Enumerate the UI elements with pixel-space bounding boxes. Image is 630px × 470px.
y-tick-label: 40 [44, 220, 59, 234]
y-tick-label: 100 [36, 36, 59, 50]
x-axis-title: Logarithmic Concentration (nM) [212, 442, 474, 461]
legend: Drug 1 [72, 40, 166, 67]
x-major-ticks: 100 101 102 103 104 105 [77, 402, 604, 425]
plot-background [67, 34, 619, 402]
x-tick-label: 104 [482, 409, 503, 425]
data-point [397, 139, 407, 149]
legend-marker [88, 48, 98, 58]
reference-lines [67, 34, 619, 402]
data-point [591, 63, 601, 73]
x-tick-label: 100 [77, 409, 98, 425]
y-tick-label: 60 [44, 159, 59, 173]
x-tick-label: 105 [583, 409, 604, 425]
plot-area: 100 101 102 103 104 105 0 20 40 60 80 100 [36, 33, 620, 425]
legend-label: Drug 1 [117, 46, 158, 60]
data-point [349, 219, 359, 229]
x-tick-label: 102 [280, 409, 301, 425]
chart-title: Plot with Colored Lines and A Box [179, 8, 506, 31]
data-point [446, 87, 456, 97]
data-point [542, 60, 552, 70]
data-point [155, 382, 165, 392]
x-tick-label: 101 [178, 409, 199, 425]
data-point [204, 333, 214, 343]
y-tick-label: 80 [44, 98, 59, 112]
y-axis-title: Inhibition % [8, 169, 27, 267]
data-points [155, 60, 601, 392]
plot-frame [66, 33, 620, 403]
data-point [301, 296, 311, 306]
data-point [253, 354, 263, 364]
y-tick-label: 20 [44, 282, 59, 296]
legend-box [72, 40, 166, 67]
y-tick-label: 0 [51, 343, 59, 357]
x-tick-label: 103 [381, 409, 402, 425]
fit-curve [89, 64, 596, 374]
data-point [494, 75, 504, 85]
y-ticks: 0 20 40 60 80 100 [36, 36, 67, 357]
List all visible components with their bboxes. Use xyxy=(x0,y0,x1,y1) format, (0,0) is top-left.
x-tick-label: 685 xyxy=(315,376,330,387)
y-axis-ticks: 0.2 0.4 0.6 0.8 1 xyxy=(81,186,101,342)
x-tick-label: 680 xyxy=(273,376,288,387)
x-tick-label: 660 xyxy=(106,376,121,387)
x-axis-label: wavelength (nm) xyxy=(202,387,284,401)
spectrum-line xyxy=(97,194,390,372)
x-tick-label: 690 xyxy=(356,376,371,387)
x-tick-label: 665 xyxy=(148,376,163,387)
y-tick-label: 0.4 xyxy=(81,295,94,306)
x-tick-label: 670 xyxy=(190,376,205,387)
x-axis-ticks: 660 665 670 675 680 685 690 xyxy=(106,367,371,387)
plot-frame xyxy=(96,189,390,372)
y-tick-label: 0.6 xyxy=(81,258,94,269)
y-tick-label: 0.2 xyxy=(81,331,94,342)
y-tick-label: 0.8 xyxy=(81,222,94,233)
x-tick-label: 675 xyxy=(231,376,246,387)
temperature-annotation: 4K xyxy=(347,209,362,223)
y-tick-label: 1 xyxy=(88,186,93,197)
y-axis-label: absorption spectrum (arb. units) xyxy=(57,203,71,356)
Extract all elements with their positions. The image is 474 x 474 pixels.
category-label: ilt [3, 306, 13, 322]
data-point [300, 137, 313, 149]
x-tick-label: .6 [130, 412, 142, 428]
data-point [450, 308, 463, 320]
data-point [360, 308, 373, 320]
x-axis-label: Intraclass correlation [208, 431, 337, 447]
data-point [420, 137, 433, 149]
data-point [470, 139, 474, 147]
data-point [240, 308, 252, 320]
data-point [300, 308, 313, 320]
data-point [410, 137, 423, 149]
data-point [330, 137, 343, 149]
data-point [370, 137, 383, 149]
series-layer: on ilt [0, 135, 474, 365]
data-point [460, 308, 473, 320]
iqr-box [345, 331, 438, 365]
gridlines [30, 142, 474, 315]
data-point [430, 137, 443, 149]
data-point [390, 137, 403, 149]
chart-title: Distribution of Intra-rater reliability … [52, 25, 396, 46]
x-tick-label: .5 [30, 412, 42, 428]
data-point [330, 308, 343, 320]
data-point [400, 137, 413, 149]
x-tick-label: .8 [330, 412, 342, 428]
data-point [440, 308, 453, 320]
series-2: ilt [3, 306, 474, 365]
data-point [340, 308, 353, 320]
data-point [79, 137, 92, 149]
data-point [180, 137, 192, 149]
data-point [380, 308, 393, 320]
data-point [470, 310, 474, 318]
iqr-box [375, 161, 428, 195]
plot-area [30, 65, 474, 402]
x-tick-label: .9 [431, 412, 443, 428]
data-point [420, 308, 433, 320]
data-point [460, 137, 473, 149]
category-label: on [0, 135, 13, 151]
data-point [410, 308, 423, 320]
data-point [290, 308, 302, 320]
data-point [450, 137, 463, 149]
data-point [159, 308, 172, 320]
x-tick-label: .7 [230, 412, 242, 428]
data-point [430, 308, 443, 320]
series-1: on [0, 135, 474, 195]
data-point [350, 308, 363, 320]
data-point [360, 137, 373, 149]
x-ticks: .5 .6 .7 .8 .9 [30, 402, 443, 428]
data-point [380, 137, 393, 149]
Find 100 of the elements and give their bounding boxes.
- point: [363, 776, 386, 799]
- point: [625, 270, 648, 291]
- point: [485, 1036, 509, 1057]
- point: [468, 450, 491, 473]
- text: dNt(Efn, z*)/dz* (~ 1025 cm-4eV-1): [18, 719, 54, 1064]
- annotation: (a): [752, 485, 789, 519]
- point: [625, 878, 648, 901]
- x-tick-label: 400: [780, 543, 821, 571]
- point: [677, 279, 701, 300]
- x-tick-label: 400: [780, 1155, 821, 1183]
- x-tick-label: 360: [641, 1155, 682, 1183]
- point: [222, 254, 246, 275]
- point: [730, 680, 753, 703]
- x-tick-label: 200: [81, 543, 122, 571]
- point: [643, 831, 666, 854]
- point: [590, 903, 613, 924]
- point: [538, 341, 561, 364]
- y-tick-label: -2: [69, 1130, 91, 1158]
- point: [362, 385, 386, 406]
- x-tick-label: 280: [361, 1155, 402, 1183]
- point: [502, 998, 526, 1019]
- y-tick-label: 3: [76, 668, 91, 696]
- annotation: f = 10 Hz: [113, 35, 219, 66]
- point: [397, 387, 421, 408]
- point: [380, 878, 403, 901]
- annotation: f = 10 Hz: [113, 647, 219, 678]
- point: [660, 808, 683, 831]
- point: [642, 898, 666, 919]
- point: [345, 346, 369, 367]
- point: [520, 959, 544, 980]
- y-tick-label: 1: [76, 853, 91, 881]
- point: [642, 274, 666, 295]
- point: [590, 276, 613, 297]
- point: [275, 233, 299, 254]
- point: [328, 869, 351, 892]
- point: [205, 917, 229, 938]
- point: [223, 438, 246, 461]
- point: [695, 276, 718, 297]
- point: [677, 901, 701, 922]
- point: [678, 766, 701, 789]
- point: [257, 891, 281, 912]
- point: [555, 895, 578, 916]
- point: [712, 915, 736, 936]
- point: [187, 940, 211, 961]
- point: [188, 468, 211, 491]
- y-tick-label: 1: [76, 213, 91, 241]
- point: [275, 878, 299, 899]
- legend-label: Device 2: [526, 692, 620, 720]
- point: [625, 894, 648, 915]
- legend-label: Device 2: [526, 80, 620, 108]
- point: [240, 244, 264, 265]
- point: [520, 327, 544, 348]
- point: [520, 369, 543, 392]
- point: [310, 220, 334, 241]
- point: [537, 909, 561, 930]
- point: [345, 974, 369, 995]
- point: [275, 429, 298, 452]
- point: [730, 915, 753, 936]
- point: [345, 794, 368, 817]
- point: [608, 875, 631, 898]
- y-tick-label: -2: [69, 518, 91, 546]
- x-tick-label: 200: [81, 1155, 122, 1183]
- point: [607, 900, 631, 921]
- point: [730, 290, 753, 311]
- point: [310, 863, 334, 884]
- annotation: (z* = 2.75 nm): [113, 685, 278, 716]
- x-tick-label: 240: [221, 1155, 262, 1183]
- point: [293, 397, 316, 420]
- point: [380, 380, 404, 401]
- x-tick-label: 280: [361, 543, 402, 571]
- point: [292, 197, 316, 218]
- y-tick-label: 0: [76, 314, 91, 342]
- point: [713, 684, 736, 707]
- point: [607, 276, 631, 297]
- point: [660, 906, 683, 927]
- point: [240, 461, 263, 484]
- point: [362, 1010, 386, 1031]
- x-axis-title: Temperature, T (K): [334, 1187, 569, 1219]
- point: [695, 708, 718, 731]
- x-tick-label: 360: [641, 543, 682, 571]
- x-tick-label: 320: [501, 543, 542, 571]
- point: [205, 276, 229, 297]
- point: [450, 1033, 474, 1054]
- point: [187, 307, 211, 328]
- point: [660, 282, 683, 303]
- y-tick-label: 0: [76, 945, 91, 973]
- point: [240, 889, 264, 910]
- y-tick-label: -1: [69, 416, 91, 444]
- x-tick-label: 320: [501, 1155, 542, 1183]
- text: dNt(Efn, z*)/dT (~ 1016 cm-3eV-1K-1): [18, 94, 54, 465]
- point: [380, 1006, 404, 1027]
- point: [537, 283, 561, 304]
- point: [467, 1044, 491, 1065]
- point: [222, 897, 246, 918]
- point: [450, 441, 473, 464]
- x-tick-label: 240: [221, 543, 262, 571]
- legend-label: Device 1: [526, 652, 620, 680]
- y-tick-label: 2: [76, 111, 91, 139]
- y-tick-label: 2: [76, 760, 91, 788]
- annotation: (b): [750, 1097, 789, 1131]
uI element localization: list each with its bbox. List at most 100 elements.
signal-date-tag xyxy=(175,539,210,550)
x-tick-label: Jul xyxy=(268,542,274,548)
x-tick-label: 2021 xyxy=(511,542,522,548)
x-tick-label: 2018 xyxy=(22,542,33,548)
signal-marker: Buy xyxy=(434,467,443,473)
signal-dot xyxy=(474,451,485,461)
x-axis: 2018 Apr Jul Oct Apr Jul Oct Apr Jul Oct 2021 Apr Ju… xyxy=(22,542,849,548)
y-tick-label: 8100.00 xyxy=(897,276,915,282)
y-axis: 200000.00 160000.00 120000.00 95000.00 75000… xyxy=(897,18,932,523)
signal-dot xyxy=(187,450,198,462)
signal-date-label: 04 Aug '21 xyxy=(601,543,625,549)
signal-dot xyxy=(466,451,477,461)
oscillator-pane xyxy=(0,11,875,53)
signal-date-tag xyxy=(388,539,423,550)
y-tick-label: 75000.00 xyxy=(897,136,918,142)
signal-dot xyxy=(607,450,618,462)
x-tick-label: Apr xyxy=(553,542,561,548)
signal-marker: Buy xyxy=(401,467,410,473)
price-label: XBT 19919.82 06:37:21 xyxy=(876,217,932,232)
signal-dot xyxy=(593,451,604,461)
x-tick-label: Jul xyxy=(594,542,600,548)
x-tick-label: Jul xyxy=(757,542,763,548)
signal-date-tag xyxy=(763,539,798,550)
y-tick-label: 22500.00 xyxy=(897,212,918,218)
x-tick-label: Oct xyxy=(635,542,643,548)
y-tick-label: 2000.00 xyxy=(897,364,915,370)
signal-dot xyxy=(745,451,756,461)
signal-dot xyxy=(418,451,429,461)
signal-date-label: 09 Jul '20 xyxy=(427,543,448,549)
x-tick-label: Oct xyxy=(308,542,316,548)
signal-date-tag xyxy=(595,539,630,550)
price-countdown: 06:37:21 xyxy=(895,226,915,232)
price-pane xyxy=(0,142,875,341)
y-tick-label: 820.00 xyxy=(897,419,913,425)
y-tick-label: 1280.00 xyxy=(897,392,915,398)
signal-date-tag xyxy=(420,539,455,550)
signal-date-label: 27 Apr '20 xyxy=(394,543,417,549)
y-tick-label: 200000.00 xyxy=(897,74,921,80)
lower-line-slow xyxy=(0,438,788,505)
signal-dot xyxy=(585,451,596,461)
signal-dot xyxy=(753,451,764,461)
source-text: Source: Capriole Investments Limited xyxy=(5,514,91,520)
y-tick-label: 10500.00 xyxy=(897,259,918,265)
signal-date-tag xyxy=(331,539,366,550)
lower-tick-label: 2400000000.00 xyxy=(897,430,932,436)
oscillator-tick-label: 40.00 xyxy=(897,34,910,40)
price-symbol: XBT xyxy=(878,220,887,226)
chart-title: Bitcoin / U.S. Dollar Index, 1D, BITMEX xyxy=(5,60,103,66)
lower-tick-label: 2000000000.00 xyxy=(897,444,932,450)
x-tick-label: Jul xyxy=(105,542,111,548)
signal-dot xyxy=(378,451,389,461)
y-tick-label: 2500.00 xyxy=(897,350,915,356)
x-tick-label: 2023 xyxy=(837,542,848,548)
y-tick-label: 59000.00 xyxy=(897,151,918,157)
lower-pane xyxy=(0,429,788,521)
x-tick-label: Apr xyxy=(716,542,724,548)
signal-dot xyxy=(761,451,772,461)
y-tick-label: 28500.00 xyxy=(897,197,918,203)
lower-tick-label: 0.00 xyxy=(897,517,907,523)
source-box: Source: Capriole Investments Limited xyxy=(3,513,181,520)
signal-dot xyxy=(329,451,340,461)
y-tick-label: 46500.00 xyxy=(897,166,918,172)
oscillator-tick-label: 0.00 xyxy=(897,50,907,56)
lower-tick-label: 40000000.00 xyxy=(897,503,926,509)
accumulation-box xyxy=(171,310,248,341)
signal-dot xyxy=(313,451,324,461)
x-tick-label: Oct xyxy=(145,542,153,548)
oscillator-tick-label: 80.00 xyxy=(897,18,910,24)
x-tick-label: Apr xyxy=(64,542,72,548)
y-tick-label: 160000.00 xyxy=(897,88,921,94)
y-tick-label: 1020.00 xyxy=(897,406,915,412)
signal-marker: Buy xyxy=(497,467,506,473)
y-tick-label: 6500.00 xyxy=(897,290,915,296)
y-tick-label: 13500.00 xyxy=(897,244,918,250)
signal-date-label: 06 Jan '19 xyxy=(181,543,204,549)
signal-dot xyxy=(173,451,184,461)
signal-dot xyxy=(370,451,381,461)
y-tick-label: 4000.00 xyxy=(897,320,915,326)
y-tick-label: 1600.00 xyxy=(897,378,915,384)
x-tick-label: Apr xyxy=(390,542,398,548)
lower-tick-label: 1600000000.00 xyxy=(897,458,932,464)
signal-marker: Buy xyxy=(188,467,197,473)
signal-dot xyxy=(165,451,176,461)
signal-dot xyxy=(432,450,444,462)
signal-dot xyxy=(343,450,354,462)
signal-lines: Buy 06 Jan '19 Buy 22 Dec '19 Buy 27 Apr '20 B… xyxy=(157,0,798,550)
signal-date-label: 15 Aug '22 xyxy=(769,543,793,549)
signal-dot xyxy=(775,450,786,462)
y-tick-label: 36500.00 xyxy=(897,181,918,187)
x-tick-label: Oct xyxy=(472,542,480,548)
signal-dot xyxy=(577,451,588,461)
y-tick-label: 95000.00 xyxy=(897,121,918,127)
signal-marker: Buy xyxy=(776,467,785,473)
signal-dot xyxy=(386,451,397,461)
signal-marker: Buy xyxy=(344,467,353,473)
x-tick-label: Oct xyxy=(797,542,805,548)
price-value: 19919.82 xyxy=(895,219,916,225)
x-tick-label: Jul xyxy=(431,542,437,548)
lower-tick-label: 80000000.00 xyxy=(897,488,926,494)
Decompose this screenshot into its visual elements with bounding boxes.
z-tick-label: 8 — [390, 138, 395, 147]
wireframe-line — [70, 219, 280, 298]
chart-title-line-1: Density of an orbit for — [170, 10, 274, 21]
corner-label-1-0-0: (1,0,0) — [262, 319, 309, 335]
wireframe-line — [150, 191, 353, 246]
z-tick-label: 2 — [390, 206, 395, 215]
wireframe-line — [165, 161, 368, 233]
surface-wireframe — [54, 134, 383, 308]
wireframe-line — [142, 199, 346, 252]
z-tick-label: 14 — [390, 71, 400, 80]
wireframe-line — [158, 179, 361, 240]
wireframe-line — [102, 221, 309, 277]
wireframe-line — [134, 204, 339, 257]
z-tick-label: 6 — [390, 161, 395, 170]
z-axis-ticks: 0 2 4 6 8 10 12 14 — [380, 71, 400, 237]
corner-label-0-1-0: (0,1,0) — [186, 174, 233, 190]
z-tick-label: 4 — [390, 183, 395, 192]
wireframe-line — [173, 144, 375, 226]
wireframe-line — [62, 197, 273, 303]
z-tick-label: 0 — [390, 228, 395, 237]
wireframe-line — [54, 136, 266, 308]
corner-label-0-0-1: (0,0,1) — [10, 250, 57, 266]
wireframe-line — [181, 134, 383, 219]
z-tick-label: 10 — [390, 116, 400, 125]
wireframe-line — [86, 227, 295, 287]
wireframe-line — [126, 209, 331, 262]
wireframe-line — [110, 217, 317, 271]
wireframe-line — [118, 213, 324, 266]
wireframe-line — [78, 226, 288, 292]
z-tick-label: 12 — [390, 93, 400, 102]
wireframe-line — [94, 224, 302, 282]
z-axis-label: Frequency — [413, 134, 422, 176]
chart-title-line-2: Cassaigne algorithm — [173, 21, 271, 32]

================

**The exercise:** Lay out the lines of the records as a numbered list, from the very first line up to and including the line with "y-tick-label: 0 [51, 343, 59, 357]", and skip any blank lines.

**Answer for the task:**
1. Enumerate the UI elements with pixel-space bounding boxes. Image is 630px × 470px.
2. y-tick-label: 40 [44, 220, 59, 234]
3. y-tick-label: 100 [36, 36, 59, 50]
4. x-axis-title: Logarithmic Concentration (nM) [212, 442, 474, 461]
5. legend: Drug 1 [72, 40, 166, 67]
6. x-major-ticks: 100 101 102 103 104 105 [77, 402, 604, 425]
7. plot-background [67, 34, 619, 402]
8. x-tick-label: 104 [482, 409, 503, 425]
9. data-point [397, 139, 407, 149]
10. legend-marker [88, 48, 98, 58]
11. reference-lines [67, 34, 619, 402]
12. data-point [591, 63, 601, 73]
13. x-tick-label: 100 [77, 409, 98, 425]
14. y-tick-label: 60 [44, 159, 59, 173]
15. x-tick-label: 105 [583, 409, 604, 425]
16. plot-area: 100 101 102 103 104 105 0 20 40 60 80 100 [36, 33, 620, 425]
17. legend-label: Drug 1 [117, 46, 158, 60]
18. data-point [349, 219, 359, 229]
19. x-tick-label: 102 [280, 409, 301, 425]
20. chart-title: Plot with Colored Lines and A Box [179, 8, 506, 31]
21. data-point [446, 87, 456, 97]
22. data-point [542, 60, 552, 70]
23. data-point [155, 382, 165, 392]
24. x-tick-label: 101 [178, 409, 199, 425]
25. data-point [204, 333, 214, 343]
26. y-tick-label: 80 [44, 98, 59, 112]
27. y-axis-title: Inhibition % [8, 169, 27, 267]
28. data-points [155, 60, 601, 392]
29. plot-frame [66, 33, 620, 403]
30. data-point [301, 296, 311, 306]
31. data-point [253, 354, 263, 364]
32. y-tick-label: 20 [44, 282, 59, 296]
33. legend-box [72, 40, 166, 67]
34. y-tick-label: 0 [51, 343, 59, 357]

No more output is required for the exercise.